If a line includes the word "lower", it belongs in the count; state the total for the data below and add nothing.

[[ DATA EXTRACT, beginning ]]

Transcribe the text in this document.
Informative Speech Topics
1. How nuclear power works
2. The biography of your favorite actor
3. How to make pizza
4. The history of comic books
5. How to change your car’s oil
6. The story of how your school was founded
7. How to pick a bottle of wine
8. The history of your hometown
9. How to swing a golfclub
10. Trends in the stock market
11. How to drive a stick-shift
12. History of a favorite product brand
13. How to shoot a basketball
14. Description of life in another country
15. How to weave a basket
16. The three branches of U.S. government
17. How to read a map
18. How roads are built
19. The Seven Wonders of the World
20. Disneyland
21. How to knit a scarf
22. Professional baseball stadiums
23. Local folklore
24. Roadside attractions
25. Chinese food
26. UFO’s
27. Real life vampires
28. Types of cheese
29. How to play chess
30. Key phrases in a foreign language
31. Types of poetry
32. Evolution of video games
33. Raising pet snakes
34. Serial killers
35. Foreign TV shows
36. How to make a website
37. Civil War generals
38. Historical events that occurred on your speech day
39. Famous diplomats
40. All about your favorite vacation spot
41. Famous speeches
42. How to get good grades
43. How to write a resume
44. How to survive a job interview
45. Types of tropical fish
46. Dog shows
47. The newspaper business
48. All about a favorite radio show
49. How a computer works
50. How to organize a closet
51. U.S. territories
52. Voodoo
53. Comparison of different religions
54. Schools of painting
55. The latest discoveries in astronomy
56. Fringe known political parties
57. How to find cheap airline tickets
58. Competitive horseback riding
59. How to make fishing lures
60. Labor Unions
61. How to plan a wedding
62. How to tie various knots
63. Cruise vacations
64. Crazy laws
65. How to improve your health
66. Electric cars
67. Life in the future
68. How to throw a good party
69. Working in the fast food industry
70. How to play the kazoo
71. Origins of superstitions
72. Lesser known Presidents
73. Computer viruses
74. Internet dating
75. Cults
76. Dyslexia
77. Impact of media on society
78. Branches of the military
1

[[ DATA EXTRACT, end ]]
[[ DATA EXTRACT, beginning ]]

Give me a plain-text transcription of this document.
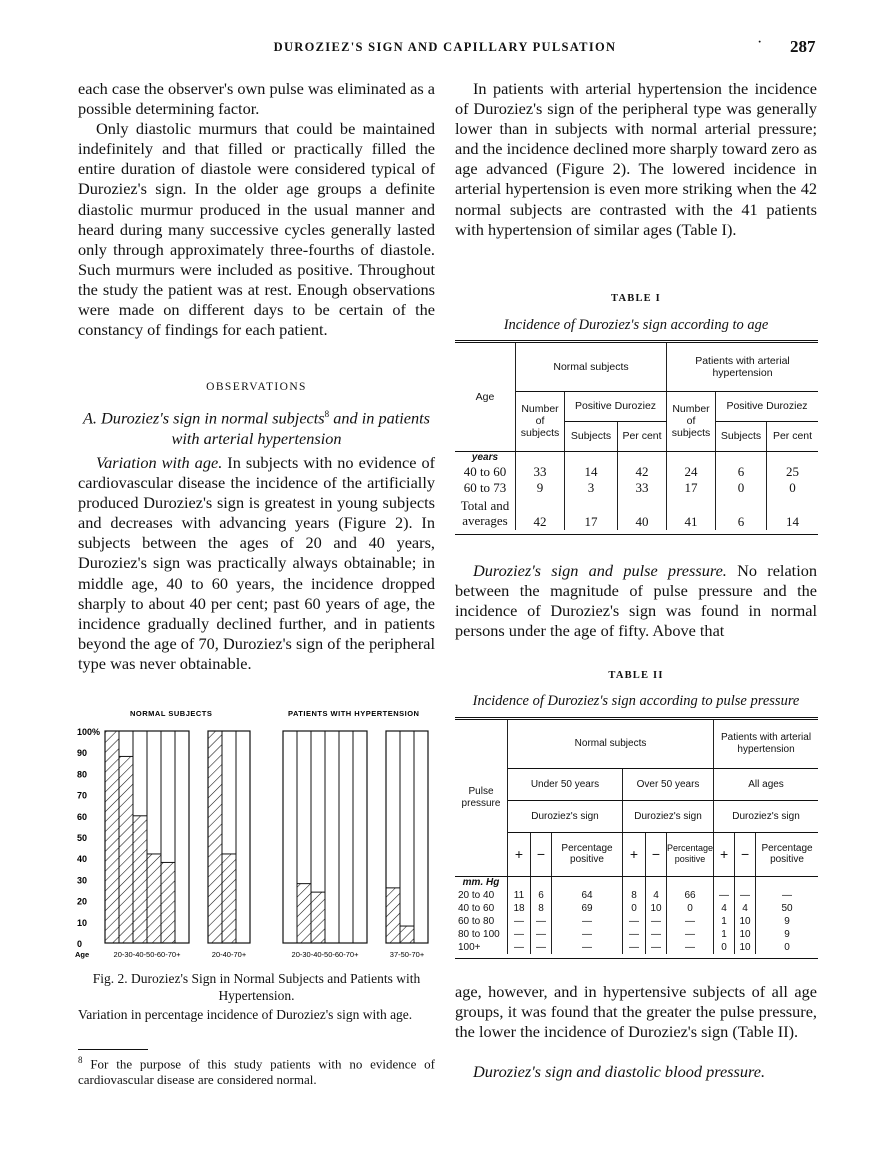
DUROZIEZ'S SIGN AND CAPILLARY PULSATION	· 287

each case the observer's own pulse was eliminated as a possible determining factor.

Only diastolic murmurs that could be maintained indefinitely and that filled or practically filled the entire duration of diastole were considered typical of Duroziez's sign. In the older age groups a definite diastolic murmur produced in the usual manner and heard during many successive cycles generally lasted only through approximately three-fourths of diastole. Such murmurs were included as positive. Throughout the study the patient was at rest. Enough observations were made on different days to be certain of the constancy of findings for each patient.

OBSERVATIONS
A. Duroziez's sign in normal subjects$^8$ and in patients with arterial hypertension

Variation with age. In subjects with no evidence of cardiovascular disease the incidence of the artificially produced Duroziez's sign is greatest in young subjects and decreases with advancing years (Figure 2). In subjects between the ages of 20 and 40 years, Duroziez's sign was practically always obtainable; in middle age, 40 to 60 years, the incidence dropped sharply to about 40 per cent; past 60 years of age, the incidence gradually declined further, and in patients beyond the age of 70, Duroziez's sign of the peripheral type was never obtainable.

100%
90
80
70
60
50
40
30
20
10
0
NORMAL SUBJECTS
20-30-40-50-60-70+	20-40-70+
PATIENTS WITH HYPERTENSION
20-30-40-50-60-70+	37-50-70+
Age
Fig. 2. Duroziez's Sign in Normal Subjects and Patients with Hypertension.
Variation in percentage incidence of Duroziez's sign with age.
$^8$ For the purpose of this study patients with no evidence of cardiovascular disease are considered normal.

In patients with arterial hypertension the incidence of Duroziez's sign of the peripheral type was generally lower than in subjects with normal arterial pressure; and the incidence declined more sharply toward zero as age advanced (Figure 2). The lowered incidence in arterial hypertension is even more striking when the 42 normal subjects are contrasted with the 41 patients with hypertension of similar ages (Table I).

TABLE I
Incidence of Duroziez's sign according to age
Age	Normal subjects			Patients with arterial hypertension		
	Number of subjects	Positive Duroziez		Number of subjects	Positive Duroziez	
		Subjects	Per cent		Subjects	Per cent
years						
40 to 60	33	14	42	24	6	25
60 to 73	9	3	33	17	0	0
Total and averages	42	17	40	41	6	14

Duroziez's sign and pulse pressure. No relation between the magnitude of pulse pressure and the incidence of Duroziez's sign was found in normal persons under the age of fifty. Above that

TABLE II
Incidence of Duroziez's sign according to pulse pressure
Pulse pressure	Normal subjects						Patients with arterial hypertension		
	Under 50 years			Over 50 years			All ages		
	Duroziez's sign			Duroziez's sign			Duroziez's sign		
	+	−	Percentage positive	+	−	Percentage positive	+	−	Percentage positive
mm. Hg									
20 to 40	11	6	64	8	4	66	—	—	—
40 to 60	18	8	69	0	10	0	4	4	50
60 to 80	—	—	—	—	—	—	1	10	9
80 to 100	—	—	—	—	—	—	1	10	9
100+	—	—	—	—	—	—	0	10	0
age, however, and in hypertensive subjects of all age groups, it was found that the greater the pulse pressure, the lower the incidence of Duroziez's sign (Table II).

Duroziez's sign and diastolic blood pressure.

[[ DATA EXTRACT, end ]]

**EXERCISE RESPONSE**
2